Stored records
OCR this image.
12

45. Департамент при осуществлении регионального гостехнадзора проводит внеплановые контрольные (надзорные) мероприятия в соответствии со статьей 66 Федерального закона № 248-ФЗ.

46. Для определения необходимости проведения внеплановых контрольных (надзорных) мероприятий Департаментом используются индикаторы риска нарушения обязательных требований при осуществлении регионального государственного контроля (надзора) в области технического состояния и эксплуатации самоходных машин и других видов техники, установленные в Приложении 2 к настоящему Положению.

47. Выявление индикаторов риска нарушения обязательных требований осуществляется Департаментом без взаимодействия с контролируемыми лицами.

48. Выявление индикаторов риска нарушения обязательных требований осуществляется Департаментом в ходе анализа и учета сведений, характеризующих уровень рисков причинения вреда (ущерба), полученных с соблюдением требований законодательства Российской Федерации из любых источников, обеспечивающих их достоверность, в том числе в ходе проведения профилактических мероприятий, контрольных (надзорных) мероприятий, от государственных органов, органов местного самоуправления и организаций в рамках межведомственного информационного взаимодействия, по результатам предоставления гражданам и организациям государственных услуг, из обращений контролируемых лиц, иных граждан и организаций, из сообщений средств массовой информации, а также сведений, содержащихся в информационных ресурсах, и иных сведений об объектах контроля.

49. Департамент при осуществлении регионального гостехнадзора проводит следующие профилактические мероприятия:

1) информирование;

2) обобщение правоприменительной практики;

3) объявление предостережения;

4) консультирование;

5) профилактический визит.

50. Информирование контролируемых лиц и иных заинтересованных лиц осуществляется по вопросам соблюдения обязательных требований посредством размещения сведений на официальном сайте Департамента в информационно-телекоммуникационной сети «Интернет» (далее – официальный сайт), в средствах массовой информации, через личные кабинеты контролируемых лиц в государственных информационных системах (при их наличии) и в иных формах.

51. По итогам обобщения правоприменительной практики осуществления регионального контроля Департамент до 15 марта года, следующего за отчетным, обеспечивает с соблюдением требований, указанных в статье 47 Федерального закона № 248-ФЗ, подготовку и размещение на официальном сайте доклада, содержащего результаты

**Stated problem**
Write out all records exactly, keeping every detail.

**Result**
OCR this image.
12

45. Департамент при осуществлении регионального гостехнадзора проводит внеплановые контрольные (надзорные) мероприятия в соответствии со статьей 66 Федерального закона № 248-ФЗ.

46. Для определения необходимости проведения внеплановых контрольных (надзорных) мероприятий Департаментом используются индикаторы риска нарушения обязательных требований при осуществлении регионального государственного контроля (надзора) в области технического состояния и эксплуатации самоходных машин и других видов техники, установленные в Приложении 2 к настоящему Положению.

47. Выявление индикаторов риска нарушения обязательных требований осуществляется Департаментом без взаимодействия с контролируемыми лицами.

48. Выявление индикаторов риска нарушения обязательных требований осуществляется Департаментом в ходе анализа и учета сведений, характеризующих уровень рисков причинения вреда (ущерба), полученных с соблюдением требований законодательства Российской Федерации из любых источников, обеспечивающих их достоверность, в том числе в ходе проведения профилактических мероприятий, контрольных (надзорных) мероприятий, от государственных органов, органов местного самоуправления и организаций в рамках межведомственного информационного взаимодействия, по результатам предоставления гражданам и организациям государственных услуг, из обращений контролируемых лиц, иных граждан и организаций, из сообщений средств массовой информации, а также сведений, содержащихся в информационных ресурсах, и иных сведений об объектах контроля.

49. Департамент при осуществлении регионального гостехнадзора проводит следующие профилактические мероприятия:

1) информирование;

2) обобщение правоприменительной практики;

3) объявление предостережения;

4) консультирование;

5) профилактический визит.

50. Информирование контролируемых лиц и иных заинтересованных лиц осуществляется по вопросам соблюдения обязательных требований посредством размещения сведений на официальном сайте Департамента в информационно-телекоммуникационной сети «Интернет» (далее – официальный сайт), в средствах массовой информации, через личные кабинеты контролируемых лиц в государственных информационных системах (при их наличии) и в иных формах.

51. По итогам обобщения правоприменительной практики осуществления регионального контроля Департамент до 15 марта года, следующего за отчетным, обеспечивает с соблюдением требований, указанных в статье 47 Федерального закона № 248-ФЗ, подготовку и размещение на официальном сайте доклада, содержащего результаты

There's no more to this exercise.